Task prompt: Gather all lines in the records below that include the word "Output".
##############################
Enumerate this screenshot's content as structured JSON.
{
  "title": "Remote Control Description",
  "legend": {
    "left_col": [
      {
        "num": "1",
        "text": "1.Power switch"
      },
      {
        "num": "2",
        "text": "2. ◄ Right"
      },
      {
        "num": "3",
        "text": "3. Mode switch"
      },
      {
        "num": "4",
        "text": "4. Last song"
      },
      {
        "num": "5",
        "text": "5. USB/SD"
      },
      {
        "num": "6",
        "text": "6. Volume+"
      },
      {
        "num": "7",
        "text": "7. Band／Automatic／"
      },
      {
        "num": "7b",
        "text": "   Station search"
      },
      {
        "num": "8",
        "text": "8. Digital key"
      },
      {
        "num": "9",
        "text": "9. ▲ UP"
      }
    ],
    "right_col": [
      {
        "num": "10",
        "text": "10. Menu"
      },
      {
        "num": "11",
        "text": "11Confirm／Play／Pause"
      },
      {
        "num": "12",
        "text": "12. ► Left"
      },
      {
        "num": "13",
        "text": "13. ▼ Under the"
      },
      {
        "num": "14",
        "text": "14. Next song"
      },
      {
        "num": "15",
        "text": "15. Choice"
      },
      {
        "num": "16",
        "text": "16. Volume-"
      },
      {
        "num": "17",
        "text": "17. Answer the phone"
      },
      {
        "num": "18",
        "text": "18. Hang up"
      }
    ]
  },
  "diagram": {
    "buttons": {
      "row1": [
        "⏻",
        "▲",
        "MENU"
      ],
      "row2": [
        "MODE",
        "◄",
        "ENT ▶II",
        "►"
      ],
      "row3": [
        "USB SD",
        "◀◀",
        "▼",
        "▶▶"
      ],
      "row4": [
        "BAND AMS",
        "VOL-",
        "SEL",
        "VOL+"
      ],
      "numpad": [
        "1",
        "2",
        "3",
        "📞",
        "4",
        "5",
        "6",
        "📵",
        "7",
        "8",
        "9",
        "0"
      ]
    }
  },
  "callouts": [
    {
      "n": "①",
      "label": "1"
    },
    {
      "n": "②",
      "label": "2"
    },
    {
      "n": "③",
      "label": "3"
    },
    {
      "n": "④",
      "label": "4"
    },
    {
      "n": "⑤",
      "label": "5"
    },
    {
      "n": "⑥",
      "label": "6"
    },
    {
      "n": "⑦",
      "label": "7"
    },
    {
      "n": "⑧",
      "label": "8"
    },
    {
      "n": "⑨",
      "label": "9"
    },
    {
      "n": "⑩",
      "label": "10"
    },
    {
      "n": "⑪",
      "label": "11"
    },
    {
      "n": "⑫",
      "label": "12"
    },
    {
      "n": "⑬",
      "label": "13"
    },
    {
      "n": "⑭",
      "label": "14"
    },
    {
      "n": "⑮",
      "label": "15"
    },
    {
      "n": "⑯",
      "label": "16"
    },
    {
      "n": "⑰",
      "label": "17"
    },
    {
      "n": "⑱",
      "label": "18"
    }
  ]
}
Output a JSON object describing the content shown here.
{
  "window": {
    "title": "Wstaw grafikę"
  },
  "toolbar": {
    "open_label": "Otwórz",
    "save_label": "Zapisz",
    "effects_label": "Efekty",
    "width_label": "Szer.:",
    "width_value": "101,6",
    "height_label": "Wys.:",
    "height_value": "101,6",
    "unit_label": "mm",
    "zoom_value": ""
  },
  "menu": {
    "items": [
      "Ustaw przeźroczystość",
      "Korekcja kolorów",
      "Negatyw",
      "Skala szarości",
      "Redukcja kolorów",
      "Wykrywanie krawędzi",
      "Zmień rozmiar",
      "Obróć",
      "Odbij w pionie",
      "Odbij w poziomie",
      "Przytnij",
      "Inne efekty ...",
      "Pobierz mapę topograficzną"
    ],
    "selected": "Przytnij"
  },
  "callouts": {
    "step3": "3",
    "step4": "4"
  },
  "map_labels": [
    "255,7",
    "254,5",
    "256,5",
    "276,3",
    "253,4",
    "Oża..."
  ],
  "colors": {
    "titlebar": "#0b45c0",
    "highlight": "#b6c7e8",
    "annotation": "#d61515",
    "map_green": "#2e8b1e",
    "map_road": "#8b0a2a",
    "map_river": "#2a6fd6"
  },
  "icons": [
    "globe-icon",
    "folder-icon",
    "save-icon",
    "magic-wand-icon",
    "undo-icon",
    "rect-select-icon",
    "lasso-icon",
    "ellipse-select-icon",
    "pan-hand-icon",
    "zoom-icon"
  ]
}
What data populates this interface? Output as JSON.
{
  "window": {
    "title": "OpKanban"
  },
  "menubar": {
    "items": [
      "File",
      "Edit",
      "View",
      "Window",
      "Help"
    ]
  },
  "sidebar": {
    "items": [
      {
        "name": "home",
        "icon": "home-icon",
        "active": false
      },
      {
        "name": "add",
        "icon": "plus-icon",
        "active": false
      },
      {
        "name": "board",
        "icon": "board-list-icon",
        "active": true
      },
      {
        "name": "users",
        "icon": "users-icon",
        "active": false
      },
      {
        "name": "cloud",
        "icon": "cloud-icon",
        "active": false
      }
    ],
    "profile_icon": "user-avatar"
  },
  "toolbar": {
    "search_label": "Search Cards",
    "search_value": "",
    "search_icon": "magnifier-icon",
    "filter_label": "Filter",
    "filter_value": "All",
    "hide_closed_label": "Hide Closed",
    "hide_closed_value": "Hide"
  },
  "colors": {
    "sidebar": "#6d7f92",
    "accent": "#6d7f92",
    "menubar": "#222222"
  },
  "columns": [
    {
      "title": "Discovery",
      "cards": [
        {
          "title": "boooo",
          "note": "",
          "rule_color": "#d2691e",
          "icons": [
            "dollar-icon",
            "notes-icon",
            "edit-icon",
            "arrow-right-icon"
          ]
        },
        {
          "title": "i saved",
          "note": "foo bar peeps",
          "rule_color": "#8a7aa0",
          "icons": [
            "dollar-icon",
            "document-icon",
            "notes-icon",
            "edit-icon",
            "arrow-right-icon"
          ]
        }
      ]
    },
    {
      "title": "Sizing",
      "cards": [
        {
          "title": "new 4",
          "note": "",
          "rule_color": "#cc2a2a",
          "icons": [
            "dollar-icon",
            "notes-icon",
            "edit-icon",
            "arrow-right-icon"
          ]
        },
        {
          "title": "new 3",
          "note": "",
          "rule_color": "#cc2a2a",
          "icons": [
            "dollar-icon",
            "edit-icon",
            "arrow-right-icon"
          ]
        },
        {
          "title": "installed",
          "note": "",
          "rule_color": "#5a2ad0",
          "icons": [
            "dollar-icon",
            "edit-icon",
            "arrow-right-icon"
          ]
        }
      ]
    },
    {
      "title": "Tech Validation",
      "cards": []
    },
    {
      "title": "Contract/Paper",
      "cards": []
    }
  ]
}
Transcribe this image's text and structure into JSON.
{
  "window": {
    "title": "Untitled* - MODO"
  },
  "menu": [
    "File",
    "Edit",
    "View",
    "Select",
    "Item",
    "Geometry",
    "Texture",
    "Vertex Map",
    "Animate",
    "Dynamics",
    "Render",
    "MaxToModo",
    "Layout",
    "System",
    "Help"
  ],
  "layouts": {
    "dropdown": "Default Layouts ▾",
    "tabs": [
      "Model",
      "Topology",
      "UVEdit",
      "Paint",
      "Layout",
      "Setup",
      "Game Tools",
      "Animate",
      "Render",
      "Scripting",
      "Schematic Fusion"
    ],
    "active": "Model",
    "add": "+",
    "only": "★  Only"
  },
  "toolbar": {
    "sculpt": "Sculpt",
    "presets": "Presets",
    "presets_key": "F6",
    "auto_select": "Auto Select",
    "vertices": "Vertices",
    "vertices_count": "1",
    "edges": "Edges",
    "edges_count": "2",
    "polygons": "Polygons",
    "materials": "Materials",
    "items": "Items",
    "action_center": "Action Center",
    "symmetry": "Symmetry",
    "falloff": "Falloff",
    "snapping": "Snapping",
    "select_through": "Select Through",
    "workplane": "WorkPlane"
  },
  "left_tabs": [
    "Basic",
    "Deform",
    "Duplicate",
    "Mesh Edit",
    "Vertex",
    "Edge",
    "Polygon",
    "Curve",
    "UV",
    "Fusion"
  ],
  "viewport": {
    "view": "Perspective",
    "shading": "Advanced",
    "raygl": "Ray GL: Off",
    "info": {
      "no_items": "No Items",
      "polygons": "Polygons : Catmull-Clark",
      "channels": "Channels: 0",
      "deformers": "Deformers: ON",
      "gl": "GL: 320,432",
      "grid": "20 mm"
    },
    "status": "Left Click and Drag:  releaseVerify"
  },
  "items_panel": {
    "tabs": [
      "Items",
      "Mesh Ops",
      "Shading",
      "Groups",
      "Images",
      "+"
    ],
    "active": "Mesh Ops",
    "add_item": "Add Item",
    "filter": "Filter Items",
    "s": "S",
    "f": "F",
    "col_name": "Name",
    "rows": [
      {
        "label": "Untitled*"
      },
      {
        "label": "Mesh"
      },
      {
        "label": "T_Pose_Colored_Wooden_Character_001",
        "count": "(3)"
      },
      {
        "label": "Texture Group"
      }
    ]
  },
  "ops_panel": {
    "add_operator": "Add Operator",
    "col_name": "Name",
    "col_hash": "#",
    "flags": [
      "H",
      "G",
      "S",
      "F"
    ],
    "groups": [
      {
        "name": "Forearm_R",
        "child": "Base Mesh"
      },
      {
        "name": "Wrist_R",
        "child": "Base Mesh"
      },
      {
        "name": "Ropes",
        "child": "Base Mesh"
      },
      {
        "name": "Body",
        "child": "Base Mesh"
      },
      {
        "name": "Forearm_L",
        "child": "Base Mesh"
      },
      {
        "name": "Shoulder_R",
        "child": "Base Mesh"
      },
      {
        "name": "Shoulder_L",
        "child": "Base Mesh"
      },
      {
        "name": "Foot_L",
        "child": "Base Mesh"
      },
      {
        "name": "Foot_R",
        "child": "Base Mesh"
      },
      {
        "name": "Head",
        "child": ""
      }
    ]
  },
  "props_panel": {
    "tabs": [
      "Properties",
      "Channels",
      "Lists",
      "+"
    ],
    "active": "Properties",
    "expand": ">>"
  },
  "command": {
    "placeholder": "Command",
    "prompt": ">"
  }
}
##############################
Result below:
Output a JSON object describing the content shown here.
What data populates this interface? Output as JSON.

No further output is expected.